#### DATA SHOWN

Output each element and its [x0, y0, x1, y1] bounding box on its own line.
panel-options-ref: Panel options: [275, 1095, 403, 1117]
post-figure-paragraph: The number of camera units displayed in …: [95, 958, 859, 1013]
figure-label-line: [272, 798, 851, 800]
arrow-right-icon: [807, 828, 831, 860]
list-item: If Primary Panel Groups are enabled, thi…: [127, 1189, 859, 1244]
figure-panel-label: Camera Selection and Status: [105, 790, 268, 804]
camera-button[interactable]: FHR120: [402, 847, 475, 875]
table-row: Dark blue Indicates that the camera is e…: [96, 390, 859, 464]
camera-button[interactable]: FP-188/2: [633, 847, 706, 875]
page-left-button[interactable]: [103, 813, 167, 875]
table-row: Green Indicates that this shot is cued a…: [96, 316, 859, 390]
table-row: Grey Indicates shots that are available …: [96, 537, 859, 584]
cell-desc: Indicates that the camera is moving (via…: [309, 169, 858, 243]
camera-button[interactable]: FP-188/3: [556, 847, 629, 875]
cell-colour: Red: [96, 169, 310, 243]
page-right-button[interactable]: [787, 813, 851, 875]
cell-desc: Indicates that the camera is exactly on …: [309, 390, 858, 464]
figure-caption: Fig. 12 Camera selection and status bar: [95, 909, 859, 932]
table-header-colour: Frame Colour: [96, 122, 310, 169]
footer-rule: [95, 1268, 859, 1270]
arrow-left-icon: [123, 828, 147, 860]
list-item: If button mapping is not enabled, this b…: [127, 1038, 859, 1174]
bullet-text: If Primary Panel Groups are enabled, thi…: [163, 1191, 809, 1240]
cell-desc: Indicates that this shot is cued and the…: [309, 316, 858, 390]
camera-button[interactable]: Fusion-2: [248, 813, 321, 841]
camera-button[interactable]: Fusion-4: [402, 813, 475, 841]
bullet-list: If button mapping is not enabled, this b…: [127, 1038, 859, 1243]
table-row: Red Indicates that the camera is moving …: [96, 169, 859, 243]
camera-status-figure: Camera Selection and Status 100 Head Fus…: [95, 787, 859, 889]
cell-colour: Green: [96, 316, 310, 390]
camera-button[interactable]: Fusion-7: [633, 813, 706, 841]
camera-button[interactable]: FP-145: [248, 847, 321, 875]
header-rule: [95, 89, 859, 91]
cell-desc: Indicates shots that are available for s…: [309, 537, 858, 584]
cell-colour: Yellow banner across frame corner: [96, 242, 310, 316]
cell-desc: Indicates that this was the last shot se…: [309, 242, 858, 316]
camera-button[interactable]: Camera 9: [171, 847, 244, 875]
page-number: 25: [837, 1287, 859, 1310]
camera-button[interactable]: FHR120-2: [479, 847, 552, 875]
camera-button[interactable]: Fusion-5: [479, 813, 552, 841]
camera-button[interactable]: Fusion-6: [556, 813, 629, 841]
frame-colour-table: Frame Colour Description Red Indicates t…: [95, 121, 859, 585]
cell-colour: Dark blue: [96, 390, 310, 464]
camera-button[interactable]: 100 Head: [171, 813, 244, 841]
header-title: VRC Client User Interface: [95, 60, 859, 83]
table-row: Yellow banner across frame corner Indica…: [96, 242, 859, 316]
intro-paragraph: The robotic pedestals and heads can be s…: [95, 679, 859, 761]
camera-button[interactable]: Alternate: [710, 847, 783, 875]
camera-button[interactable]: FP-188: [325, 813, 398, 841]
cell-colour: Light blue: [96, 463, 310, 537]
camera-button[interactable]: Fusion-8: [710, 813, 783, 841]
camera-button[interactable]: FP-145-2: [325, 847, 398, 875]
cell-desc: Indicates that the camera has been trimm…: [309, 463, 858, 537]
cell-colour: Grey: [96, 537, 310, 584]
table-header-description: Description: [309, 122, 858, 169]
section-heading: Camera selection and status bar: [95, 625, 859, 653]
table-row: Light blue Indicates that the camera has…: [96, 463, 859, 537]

########
#### DATA SHOWN

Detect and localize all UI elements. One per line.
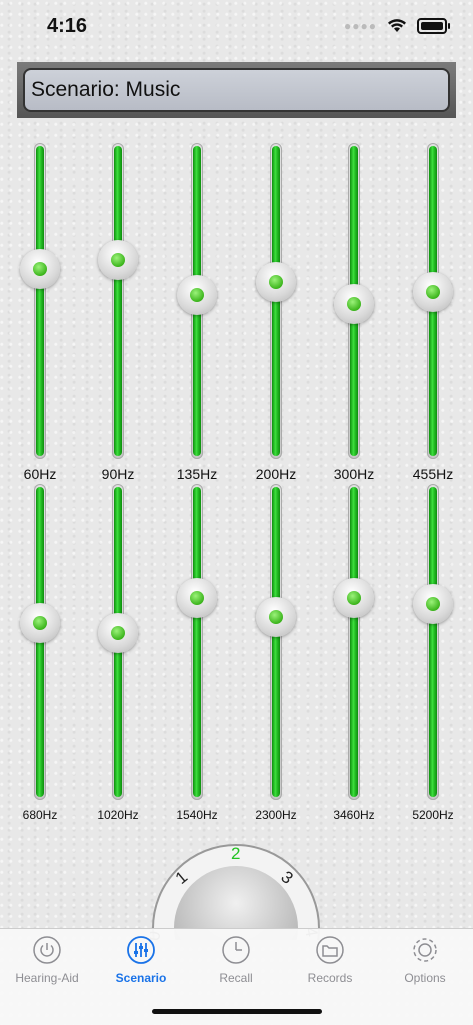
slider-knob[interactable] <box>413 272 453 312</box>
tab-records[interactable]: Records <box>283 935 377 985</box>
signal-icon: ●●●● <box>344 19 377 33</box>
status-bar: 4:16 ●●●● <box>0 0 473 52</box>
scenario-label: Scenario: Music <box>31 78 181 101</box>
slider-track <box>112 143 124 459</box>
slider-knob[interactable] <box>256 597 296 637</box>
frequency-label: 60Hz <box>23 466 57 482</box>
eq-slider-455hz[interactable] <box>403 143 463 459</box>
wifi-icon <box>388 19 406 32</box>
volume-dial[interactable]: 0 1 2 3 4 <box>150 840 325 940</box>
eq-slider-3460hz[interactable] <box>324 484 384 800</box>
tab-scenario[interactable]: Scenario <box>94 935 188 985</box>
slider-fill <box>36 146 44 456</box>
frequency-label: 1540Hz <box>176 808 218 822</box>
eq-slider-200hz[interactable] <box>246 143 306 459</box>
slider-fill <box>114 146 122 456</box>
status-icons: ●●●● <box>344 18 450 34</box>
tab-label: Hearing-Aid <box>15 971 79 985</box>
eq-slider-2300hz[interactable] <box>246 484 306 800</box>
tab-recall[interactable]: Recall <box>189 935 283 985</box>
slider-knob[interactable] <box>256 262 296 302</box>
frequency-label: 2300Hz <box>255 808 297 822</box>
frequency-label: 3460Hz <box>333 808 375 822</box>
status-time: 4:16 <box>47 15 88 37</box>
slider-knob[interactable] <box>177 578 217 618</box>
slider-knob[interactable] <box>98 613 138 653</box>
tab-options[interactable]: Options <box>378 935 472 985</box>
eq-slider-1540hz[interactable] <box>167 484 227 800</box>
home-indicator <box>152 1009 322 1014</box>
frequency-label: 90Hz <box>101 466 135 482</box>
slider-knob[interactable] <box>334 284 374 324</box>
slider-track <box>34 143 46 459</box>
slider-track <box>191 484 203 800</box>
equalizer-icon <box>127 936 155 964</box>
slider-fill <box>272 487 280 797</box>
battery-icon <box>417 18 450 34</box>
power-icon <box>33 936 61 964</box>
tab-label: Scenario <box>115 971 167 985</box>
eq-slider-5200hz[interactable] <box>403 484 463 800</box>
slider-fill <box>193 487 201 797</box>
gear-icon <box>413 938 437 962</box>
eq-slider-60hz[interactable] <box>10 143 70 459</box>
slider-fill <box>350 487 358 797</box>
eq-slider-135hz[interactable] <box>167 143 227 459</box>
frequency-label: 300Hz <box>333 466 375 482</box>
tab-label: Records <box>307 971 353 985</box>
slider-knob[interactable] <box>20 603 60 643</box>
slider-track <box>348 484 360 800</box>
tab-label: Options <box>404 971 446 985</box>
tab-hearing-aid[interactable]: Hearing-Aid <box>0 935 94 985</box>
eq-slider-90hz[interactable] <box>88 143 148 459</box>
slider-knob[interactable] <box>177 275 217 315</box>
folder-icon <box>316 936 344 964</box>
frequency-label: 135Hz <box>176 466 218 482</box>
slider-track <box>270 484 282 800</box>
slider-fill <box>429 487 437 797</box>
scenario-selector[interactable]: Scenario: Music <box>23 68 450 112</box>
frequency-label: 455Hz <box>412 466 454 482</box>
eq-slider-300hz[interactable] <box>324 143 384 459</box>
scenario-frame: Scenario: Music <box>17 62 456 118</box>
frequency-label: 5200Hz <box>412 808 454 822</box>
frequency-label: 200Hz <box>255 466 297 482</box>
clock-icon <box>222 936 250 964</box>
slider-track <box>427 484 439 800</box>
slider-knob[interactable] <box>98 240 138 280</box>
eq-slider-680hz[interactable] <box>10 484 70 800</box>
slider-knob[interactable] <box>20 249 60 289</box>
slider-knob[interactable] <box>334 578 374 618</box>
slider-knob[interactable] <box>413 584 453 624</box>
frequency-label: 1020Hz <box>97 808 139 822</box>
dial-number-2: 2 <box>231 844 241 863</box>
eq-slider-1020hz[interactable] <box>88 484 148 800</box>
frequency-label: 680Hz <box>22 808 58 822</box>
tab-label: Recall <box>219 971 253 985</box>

########
#### DATA SHOWN

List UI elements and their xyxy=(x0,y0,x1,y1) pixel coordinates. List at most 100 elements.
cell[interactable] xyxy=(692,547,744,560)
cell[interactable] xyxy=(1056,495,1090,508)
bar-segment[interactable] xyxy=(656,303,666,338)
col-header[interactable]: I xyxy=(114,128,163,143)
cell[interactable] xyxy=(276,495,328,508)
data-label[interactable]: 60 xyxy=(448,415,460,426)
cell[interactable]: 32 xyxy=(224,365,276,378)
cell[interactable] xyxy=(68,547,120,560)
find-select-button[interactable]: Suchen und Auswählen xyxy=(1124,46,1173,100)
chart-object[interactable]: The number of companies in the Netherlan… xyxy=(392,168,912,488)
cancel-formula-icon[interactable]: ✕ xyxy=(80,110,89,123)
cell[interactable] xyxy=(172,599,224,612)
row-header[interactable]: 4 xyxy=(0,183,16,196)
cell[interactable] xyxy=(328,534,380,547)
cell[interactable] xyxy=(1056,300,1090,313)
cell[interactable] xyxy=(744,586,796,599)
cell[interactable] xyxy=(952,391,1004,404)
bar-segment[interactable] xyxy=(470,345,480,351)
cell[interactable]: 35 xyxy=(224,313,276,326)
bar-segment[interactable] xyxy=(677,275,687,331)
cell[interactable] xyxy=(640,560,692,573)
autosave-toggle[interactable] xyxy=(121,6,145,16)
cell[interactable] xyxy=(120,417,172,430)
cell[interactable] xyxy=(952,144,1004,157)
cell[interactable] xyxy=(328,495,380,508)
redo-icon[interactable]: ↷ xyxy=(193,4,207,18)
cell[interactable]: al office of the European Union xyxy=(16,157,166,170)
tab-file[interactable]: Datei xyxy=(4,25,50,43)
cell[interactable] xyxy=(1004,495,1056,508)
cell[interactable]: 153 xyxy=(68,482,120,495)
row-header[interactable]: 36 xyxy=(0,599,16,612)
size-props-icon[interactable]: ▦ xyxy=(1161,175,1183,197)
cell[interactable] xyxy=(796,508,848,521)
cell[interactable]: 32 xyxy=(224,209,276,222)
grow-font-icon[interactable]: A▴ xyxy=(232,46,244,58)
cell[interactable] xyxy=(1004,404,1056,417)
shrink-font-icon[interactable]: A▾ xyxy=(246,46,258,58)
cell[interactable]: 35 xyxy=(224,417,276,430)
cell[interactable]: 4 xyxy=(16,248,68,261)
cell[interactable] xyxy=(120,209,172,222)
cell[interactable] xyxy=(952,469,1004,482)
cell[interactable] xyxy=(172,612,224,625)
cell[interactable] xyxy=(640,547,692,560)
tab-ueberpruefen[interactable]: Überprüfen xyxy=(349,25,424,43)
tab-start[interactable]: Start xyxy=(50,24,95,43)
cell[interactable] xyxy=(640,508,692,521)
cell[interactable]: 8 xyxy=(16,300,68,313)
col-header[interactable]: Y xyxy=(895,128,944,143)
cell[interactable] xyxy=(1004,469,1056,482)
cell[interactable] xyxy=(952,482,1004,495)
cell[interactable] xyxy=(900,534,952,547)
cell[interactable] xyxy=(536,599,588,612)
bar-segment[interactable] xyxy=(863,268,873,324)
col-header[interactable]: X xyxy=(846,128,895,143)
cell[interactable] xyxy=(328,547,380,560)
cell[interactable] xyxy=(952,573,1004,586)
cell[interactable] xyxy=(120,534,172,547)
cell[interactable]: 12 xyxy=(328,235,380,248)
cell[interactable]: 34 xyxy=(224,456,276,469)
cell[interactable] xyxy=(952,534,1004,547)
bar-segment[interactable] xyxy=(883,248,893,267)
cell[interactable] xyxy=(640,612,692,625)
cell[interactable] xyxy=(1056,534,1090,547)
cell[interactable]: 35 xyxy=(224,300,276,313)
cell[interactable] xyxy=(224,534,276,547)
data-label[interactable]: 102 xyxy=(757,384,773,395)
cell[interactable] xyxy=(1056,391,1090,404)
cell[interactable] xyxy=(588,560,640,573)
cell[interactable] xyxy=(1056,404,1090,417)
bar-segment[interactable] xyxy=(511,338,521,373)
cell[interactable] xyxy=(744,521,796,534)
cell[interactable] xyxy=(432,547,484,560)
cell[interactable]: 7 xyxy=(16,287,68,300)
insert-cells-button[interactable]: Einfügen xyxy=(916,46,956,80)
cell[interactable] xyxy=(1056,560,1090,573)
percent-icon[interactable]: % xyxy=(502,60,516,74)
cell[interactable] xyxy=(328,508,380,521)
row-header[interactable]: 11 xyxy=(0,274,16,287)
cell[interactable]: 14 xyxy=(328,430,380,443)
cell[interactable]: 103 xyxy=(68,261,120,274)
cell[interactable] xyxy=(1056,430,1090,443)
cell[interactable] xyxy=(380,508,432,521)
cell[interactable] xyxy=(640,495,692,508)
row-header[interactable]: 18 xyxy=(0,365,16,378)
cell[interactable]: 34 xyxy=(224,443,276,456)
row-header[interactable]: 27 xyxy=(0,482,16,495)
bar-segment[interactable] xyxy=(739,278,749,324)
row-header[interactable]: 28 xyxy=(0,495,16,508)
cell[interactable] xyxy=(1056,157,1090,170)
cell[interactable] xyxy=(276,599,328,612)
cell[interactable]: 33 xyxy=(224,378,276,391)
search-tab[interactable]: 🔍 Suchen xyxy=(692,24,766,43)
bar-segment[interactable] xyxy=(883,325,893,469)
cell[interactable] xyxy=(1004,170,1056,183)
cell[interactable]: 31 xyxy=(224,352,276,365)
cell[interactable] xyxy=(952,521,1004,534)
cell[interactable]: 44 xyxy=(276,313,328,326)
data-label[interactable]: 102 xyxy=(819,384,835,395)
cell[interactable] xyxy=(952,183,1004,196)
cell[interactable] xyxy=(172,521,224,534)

########

AIM OF THE TASK ::
Repeat word for word the records that begin with the line containing "Output each element" and end with the line containing "arrow-right-icon: [807, 828, 831, 860]", both of those lines included.

RIGHT ANSWER ::
Output each element and its [x0, y0, x1, y1] bounding box on its own line.
panel-options-ref: Panel options: [275, 1095, 403, 1117]
post-figure-paragraph: The number of camera units displayed in …: [95, 958, 859, 1013]
figure-label-line: [272, 798, 851, 800]
arrow-right-icon: [807, 828, 831, 860]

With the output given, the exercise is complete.